:: SHORT PROBLEM ::
Each record below should be output verbatim, without pictures.

Records excerpted from a collection
+ + + + + + +
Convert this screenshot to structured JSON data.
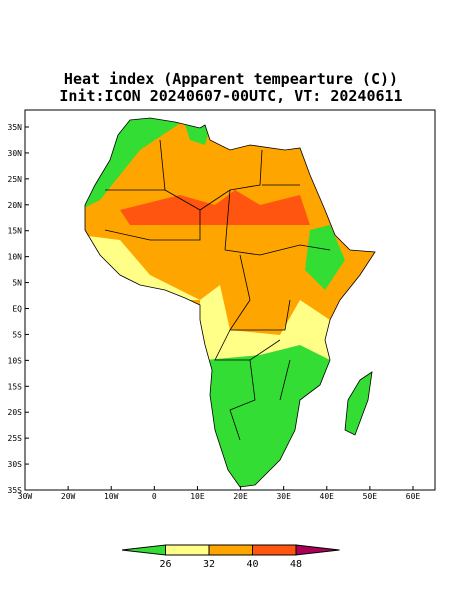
{
  "title": "Heat index (Apparent tempearture (C))",
  "subtitle": "Init:ICON 20240607-00UTC, VT: 20240611",
  "map": {
    "lon_ticks": [
      "30W",
      "20W",
      "10W",
      "0",
      "10E",
      "20E",
      "30E",
      "40E",
      "50E",
      "60E"
    ],
    "lat_ticks": [
      "35N",
      "30N",
      "25N",
      "20N",
      "15N",
      "10N",
      "5N",
      "EQ",
      "5S",
      "10S",
      "15S",
      "20S",
      "25S",
      "30S",
      "35S"
    ]
  },
  "colorbar": {
    "values": [
      26,
      32,
      40,
      48
    ],
    "colors": [
      "#33dd33",
      "#ffff88",
      "#ffa500",
      "#ff5511",
      "#aa0055"
    ]
  }
}
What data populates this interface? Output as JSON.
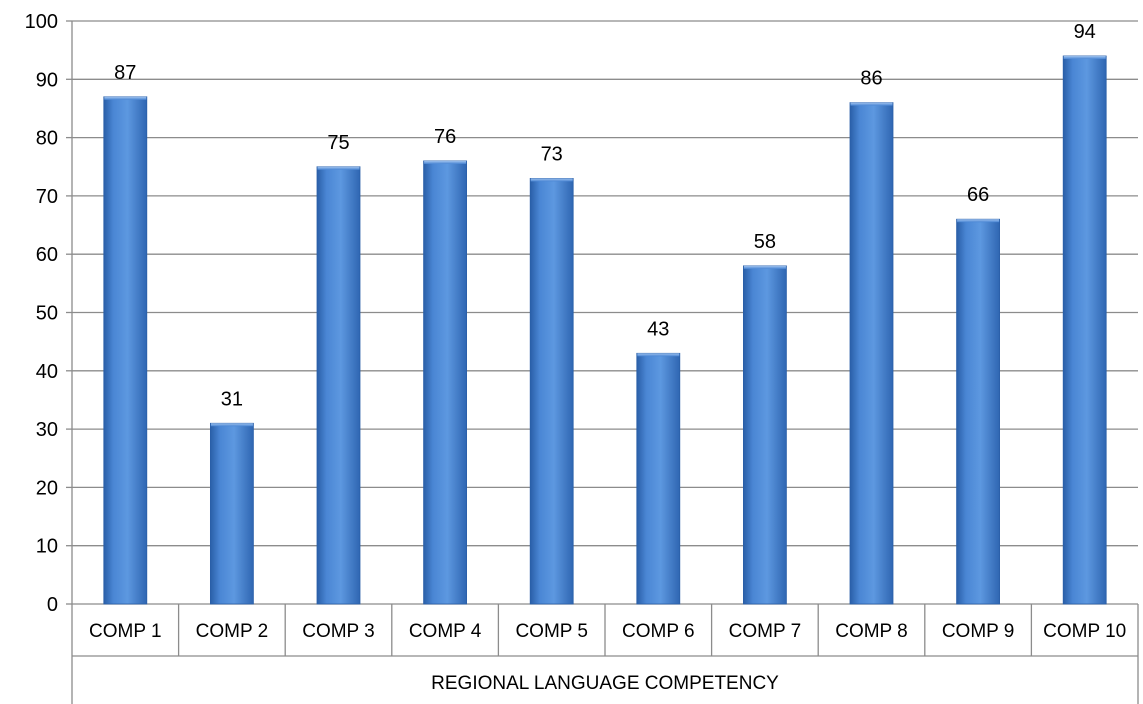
{
  "chart_data": {
    "type": "bar",
    "categories": [
      "COMP 1",
      "COMP 2",
      "COMP 3",
      "COMP 4",
      "COMP 5",
      "COMP 6",
      "COMP 7",
      "COMP 8",
      "COMP 9",
      "COMP 10"
    ],
    "values": [
      87,
      31,
      75,
      76,
      73,
      43,
      58,
      86,
      66,
      94
    ],
    "data_labels": [
      "87",
      "31",
      "75",
      "76",
      "73",
      "43",
      "58",
      "86",
      "66",
      "94"
    ],
    "category_group_label": "REGIONAL LANGUAGE COMPETENCY",
    "title": "",
    "xlabel": "",
    "ylabel": "",
    "ylim": [
      0,
      100
    ],
    "y_ticks": [
      0,
      10,
      20,
      30,
      40,
      50,
      60,
      70,
      80,
      90,
      100
    ],
    "y_tick_labels": [
      "0",
      "10",
      "20",
      "30",
      "40",
      "50",
      "60",
      "70",
      "80",
      "90",
      "100"
    ],
    "grid": true,
    "legend": "none",
    "bar_color": "#4a86d4"
  }
}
+ + + + + + +
:: WRITTEN RESPONSE ::
Convert this screenshot to structured JSON data.
{
  "title": "Heat index (Apparent tempearture (C))",
  "subtitle": "Init:ICON 20240607-00UTC, VT: 20240611",
  "map": {
    "lon_ticks": [
      "30W",
      "20W",
      "10W",
      "0",
      "10E",
      "20E",
      "30E",
      "40E",
      "50E",
      "60E"
    ],
    "lat_ticks": [
      "35N",
      "30N",
      "25N",
      "20N",
      "15N",
      "10N",
      "5N",
      "EQ",
      "5S",
      "10S",
      "15S",
      "20S",
      "25S",
      "30S",
      "35S"
    ]
  },
  "colorbar": {
    "values": [
      26,
      32,
      40,
      48
    ],
    "colors": [
      "#33dd33",
      "#ffff88",
      "#ffa500",
      "#ff5511",
      "#aa0055"
    ]
  }
}
What data populates this interface? Output as JSON.
{
  "chart_data": {
    "type": "bar",
    "categories": [
      "COMP 1",
      "COMP 2",
      "COMP 3",
      "COMP 4",
      "COMP 5",
      "COMP 6",
      "COMP 7",
      "COMP 8",
      "COMP 9",
      "COMP 10"
    ],
    "values": [
      87,
      31,
      75,
      76,
      73,
      43,
      58,
      86,
      66,
      94
    ],
    "data_labels": [
      "87",
      "31",
      "75",
      "76",
      "73",
      "43",
      "58",
      "86",
      "66",
      "94"
    ],
    "category_group_label": "REGIONAL LANGUAGE COMPETENCY",
    "title": "",
    "xlabel": "",
    "ylabel": "",
    "ylim": [
      0,
      100
    ],
    "y_ticks": [
      0,
      10,
      20,
      30,
      40,
      50,
      60,
      70,
      80,
      90,
      100
    ],
    "y_tick_labels": [
      "0",
      "10",
      "20",
      "30",
      "40",
      "50",
      "60",
      "70",
      "80",
      "90",
      "100"
    ],
    "grid": true,
    "legend": "none",
    "bar_color": "#4a86d4"
  }
}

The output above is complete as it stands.